**Your goal:** Transcribe the material in full, exactly as written.

**Supplied records:**

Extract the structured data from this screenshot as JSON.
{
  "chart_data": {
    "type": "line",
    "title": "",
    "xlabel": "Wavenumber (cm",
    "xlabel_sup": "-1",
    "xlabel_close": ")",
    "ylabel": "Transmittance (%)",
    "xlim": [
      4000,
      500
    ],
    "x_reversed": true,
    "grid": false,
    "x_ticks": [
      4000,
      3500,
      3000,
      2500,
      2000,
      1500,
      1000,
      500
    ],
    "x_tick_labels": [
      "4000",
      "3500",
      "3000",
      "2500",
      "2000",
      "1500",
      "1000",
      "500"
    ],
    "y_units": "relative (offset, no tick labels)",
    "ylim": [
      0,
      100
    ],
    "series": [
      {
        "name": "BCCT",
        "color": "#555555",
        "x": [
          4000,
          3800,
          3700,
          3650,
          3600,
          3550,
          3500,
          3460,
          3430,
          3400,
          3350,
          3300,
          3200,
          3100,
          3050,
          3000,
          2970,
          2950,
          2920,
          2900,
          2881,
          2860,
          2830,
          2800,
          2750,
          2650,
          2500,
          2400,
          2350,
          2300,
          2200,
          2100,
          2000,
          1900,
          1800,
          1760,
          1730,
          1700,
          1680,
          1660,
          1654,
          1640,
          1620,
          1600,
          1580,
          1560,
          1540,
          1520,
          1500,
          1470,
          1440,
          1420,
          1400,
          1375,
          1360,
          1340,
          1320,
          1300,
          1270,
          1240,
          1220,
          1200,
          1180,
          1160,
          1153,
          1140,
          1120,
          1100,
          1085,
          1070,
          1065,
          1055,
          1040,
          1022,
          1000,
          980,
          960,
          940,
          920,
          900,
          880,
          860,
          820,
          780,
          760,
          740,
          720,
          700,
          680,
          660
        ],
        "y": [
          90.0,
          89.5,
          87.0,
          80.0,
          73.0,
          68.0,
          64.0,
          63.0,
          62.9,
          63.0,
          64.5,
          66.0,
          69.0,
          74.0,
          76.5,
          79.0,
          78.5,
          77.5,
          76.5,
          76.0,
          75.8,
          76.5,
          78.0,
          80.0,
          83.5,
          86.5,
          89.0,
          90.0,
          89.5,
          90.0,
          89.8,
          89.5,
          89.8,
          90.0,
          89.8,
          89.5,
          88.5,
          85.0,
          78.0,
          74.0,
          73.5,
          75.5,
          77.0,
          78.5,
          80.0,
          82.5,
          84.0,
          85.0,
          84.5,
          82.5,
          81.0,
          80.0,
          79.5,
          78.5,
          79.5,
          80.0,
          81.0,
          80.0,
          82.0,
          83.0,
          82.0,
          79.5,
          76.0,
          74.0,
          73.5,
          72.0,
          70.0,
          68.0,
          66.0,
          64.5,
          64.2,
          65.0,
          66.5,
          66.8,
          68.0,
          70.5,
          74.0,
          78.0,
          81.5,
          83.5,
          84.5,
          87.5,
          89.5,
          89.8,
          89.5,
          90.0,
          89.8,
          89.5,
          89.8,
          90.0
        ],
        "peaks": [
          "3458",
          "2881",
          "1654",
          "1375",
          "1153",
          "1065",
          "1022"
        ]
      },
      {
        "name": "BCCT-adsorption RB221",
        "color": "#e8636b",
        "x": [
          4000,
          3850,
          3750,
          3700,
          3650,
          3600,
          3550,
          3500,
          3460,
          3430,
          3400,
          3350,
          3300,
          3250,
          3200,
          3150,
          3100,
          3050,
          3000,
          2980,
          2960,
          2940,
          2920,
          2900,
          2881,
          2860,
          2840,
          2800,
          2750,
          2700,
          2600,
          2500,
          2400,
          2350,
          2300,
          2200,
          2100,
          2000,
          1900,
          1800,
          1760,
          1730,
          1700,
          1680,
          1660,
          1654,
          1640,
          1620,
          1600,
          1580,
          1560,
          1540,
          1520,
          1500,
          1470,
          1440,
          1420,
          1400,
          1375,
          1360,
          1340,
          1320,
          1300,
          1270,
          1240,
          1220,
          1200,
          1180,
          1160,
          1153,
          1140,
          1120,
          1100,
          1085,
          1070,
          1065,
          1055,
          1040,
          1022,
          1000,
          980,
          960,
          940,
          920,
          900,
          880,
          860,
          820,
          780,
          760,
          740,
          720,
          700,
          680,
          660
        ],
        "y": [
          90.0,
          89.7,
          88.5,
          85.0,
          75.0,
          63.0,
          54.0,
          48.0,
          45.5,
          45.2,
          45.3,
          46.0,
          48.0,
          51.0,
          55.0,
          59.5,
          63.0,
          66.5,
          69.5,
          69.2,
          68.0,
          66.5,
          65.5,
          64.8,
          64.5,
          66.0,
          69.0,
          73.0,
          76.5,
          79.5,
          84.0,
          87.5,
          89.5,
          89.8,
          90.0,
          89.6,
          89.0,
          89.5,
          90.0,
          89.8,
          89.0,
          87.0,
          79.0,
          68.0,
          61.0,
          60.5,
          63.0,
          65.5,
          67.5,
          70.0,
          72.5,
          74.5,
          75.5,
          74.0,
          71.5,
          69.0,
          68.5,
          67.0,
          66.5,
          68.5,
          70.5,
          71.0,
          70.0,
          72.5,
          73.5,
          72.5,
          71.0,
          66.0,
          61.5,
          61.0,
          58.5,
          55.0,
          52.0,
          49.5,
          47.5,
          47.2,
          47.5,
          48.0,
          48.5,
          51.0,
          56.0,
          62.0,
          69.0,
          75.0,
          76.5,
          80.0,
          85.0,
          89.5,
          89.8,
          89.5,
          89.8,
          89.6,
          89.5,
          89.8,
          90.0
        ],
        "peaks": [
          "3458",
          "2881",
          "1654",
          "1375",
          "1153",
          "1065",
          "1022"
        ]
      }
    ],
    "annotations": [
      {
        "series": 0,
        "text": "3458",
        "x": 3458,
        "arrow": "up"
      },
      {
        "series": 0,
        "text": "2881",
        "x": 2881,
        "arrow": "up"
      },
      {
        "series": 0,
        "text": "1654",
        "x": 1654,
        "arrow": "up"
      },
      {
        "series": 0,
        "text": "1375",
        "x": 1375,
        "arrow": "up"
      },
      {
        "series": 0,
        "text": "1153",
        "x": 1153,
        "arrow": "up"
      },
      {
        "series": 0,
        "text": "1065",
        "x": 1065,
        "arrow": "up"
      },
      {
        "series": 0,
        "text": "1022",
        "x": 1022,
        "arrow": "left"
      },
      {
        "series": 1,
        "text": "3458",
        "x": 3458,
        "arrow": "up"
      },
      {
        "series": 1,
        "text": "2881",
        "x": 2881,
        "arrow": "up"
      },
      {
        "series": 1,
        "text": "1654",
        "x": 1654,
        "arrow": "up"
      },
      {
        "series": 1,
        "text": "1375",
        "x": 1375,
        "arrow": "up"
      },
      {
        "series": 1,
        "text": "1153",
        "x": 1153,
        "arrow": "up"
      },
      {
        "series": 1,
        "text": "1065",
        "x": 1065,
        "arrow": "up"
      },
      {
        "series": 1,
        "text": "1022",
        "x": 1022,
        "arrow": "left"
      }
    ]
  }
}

**Answer to this problem:**
Extract the structured data from this screenshot as JSON.
{
  "chart_data": {
    "type": "line",
    "title": "",
    "xlabel": "Wavenumber (cm",
    "xlabel_sup": "-1",
    "xlabel_close": ")",
    "ylabel": "Transmittance (%)",
    "xlim": [
      4000,
      500
    ],
    "x_reversed": true,
    "grid": false,
    "x_ticks": [
      4000,
      3500,
      3000,
      2500,
      2000,
      1500,
      1000,
      500
    ],
    "x_tick_labels": [
      "4000",
      "3500",
      "3000",
      "2500",
      "2000",
      "1500",
      "1000",
      "500"
    ],
    "y_units": "relative (offset, no tick labels)",
    "ylim": [
      0,
      100
    ],
    "series": [
      {
        "name": "BCCT",
        "color": "#555555",
        "x": [
          4000,
          3800,
          3700,
          3650,
          3600,
          3550,
          3500,
          3460,
          3430,
          3400,
          3350,
          3300,
          3200,
          3100,
          3050,
          3000,
          2970,
          2950,
          2920,
          2900,
          2881,
          2860,
          2830,
          2800,
          2750,
          2650,
          2500,
          2400,
          2350,
          2300,
          2200,
          2100,
          2000,
          1900,
          1800,
          1760,
          1730,
          1700,
          1680,
          1660,
          1654,
          1640,
          1620,
          1600,
          1580,
          1560,
          1540,
          1520,
          1500,
          1470,
          1440,
          1420,
          1400,
          1375,
          1360,
          1340,
          1320,
          1300,
          1270,
          1240,
          1220,
          1200,
          1180,
          1160,
          1153,
          1140,
          1120,
          1100,
          1085,
          1070,
          1065,
          1055,
          1040,
          1022,
          1000,
          980,
          960,
          940,
          920,
          900,
          880,
          860,
          820,
          780,
          760,
          740,
          720,
          700,
          680,
          660
        ],
        "y": [
          90.0,
          89.5,
          87.0,
          80.0,
          73.0,
          68.0,
          64.0,
          63.0,
          62.9,
          63.0,
          64.5,
          66.0,
          69.0,
          74.0,
          76.5,
          79.0,
          78.5,
          77.5,
          76.5,
          76.0,
          75.8,
          76.5,
          78.0,
          80.0,
          83.5,
          86.5,
          89.0,
          90.0,
          89.5,
          90.0,
          89.8,
          89.5,
          89.8,
          90.0,
          89.8,
          89.5,
          88.5,
          85.0,
          78.0,
          74.0,
          73.5,
          75.5,
          77.0,
          78.5,
          80.0,
          82.5,
          84.0,
          85.0,
          84.5,
          82.5,
          81.0,
          80.0,
          79.5,
          78.5,
          79.5,
          80.0,
          81.0,
          80.0,
          82.0,
          83.0,
          82.0,
          79.5,
          76.0,
          74.0,
          73.5,
          72.0,
          70.0,
          68.0,
          66.0,
          64.5,
          64.2,
          65.0,
          66.5,
          66.8,
          68.0,
          70.5,
          74.0,
          78.0,
          81.5,
          83.5,
          84.5,
          87.5,
          89.5,
          89.8,
          89.5,
          90.0,
          89.8,
          89.5,
          89.8,
          90.0
        ],
        "peaks": [
          "3458",
          "2881",
          "1654",
          "1375",
          "1153",
          "1065",
          "1022"
        ]
      },
      {
        "name": "BCCT-adsorption RB221",
        "color": "#e8636b",
        "x": [
          4000,
          3850,
          3750,
          3700,
          3650,
          3600,
          3550,
          3500,
          3460,
          3430,
          3400,
          3350,
          3300,
          3250,
          3200,
          3150,
          3100,
          3050,
          3000,
          2980,
          2960,
          2940,
          2920,
          2900,
          2881,
          2860,
          2840,
          2800,
          2750,
          2700,
          2600,
          2500,
          2400,
          2350,
          2300,
          2200,
          2100,
          2000,
          1900,
          1800,
          1760,
          1730,
          1700,
          1680,
          1660,
          1654,
          1640,
          1620,
          1600,
          1580,
          1560,
          1540,
          1520,
          1500,
          1470,
          1440,
          1420,
          1400,
          1375,
          1360,
          1340,
          1320,
          1300,
          1270,
          1240,
          1220,
          1200,
          1180,
          1160,
          1153,
          1140,
          1120,
          1100,
          1085,
          1070,
          1065,
          1055,
          1040,
          1022,
          1000,
          980,
          960,
          940,
          920,
          900,
          880,
          860,
          820,
          780,
          760,
          740,
          720,
          700,
          680,
          660
        ],
        "y": [
          90.0,
          89.7,
          88.5,
          85.0,
          75.0,
          63.0,
          54.0,
          48.0,
          45.5,
          45.2,
          45.3,
          46.0,
          48.0,
          51.0,
          55.0,
          59.5,
          63.0,
          66.5,
          69.5,
          69.2,
          68.0,
          66.5,
          65.5,
          64.8,
          64.5,
          66.0,
          69.0,
          73.0,
          76.5,
          79.5,
          84.0,
          87.5,
          89.5,
          89.8,
          90.0,
          89.6,
          89.0,
          89.5,
          90.0,
          89.8,
          89.0,
          87.0,
          79.0,
          68.0,
          61.0,
          60.5,
          63.0,
          65.5,
          67.5,
          70.0,
          72.5,
          74.5,
          75.5,
          74.0,
          71.5,
          69.0,
          68.5,
          67.0,
          66.5,
          68.5,
          70.5,
          71.0,
          70.0,
          72.5,
          73.5,
          72.5,
          71.0,
          66.0,
          61.5,
          61.0,
          58.5,
          55.0,
          52.0,
          49.5,
          47.5,
          47.2,
          47.5,
          48.0,
          48.5,
          51.0,
          56.0,
          62.0,
          69.0,
          75.0,
          76.5,
          80.0,
          85.0,
          89.5,
          89.8,
          89.5,
          89.8,
          89.6,
          89.5,
          89.8,
          90.0
        ],
        "peaks": [
          "3458",
          "2881",
          "1654",
          "1375",
          "1153",
          "1065",
          "1022"
        ]
      }
    ],
    "annotations": [
      {
        "series": 0,
        "text": "3458",
        "x": 3458,
        "arrow": "up"
      },
      {
        "series": 0,
        "text": "2881",
        "x": 2881,
        "arrow": "up"
      },
      {
        "series": 0,
        "text": "1654",
        "x": 1654,
        "arrow": "up"
      },
      {
        "series": 0,
        "text": "1375",
        "x": 1375,
        "arrow": "up"
      },
      {
        "series": 0,
        "text": "1153",
        "x": 1153,
        "arrow": "up"
      },
      {
        "series": 0,
        "text": "1065",
        "x": 1065,
        "arrow": "up"
      },
      {
        "series": 0,
        "text": "1022",
        "x": 1022,
        "arrow": "left"
      },
      {
        "series": 1,
        "text": "3458",
        "x": 3458,
        "arrow": "up"
      },
      {
        "series": 1,
        "text": "2881",
        "x": 2881,
        "arrow": "up"
      },
      {
        "series": 1,
        "text": "1654",
        "x": 1654,
        "arrow": "up"
      },
      {
        "series": 1,
        "text": "1375",
        "x": 1375,
        "arrow": "up"
      },
      {
        "series": 1,
        "text": "1153",
        "x": 1153,
        "arrow": "up"
      },
      {
        "series": 1,
        "text": "1065",
        "x": 1065,
        "arrow": "up"
      },
      {
        "series": 1,
        "text": "1022",
        "x": 1022,
        "arrow": "left"
      }
    ]
  }
}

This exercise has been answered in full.